Work instructions:
Select all lines in the records that include "zone".

___ Given information

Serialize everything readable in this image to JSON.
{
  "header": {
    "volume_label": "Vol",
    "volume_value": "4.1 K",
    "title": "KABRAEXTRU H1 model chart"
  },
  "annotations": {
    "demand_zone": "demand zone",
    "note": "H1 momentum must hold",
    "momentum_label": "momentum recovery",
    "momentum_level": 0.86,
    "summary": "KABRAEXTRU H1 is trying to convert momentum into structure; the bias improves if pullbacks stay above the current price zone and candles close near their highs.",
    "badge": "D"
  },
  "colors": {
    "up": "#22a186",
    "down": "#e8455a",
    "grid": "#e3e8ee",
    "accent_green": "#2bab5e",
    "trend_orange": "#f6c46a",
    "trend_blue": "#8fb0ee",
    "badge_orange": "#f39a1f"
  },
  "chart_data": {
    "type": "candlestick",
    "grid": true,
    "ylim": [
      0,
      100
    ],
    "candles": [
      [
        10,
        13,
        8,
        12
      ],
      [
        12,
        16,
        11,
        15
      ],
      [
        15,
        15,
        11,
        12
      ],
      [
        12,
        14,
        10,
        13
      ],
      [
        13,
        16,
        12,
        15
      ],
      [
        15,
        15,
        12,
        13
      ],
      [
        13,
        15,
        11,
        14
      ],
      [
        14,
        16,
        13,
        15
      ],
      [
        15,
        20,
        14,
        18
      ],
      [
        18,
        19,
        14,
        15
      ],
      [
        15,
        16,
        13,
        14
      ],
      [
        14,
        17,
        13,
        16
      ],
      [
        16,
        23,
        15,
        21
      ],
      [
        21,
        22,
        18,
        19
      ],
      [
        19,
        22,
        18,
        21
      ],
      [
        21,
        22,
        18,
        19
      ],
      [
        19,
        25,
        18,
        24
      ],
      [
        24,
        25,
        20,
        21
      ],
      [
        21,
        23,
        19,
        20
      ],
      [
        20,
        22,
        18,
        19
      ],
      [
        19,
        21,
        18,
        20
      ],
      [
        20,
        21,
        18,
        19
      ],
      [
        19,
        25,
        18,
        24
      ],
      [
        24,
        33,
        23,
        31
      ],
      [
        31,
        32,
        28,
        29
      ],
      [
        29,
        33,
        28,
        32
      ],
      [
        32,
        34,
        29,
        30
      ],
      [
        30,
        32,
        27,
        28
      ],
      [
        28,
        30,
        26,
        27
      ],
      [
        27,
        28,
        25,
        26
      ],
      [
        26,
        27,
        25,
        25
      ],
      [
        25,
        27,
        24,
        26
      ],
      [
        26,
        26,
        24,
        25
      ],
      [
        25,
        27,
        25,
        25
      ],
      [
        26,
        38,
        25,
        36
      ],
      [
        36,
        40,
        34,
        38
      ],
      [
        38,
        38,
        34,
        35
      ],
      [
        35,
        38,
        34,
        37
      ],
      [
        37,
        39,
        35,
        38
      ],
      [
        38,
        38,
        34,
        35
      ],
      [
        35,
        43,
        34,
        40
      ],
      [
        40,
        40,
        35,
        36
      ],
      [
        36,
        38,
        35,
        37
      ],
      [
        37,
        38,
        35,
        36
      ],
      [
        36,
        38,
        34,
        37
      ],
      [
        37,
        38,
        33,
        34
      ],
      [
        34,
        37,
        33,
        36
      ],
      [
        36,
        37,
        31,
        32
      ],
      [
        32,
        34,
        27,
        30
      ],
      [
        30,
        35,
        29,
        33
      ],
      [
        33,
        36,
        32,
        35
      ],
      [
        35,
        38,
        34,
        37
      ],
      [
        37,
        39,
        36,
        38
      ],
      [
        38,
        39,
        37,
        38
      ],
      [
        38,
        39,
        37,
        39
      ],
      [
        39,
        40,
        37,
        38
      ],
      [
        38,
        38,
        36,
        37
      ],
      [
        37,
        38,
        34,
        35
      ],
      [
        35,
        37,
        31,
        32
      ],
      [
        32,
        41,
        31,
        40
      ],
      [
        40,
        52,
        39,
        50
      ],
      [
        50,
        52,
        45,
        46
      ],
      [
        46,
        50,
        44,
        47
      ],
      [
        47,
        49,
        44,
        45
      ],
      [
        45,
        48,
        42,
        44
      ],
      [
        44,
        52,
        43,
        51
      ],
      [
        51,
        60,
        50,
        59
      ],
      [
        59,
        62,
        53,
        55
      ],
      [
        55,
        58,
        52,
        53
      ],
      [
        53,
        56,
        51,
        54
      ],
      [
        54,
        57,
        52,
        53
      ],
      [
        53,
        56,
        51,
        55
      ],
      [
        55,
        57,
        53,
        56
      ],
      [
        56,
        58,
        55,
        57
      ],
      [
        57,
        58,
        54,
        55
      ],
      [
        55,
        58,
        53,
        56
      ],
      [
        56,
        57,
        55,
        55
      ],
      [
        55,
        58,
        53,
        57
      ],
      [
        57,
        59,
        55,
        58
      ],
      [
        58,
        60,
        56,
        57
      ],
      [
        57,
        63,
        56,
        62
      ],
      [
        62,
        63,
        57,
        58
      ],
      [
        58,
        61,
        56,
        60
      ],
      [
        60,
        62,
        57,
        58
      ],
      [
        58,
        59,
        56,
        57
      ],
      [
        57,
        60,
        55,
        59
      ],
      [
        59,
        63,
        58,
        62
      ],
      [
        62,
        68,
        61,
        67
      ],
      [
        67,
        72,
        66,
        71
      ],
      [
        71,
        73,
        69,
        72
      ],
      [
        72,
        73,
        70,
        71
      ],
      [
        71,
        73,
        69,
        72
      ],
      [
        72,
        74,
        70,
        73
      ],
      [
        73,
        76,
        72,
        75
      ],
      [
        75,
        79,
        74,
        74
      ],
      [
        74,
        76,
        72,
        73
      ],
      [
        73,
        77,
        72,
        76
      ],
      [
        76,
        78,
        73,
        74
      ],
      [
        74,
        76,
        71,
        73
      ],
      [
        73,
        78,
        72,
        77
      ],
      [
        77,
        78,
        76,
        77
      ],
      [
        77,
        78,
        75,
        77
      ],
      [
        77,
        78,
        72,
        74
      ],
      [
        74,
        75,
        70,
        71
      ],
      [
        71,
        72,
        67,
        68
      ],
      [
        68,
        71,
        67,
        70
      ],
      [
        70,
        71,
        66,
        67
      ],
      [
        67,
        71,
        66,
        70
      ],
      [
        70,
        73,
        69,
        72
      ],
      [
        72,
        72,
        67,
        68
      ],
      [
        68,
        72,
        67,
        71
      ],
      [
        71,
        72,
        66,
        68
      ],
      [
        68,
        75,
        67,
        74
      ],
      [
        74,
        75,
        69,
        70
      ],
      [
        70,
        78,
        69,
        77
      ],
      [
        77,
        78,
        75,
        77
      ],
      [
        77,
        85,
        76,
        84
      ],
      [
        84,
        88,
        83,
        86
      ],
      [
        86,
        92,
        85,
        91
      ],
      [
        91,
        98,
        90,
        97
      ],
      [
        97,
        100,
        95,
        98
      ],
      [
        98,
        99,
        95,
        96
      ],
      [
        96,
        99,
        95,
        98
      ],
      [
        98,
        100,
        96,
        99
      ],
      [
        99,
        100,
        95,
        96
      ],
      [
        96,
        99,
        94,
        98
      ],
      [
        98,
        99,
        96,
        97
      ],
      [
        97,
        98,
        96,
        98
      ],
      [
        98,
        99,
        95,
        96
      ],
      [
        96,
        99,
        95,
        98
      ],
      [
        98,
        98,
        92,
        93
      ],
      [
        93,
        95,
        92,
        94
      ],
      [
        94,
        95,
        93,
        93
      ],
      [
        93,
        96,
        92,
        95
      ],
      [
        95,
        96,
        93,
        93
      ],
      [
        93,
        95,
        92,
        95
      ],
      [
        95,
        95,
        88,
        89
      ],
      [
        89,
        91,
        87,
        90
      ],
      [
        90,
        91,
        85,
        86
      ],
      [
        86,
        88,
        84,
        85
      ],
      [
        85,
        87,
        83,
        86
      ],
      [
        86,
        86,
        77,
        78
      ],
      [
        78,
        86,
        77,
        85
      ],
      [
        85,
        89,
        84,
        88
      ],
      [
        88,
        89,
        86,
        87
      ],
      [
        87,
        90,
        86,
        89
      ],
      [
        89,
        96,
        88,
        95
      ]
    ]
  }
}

______

Expected answer:
    "demand_zone": "demand zone",
    "summary": "KABRAEXTRU H1 is trying to convert momentum into structure; the bias improves if pullbacks stay above the current price zone and candles close near their highs.",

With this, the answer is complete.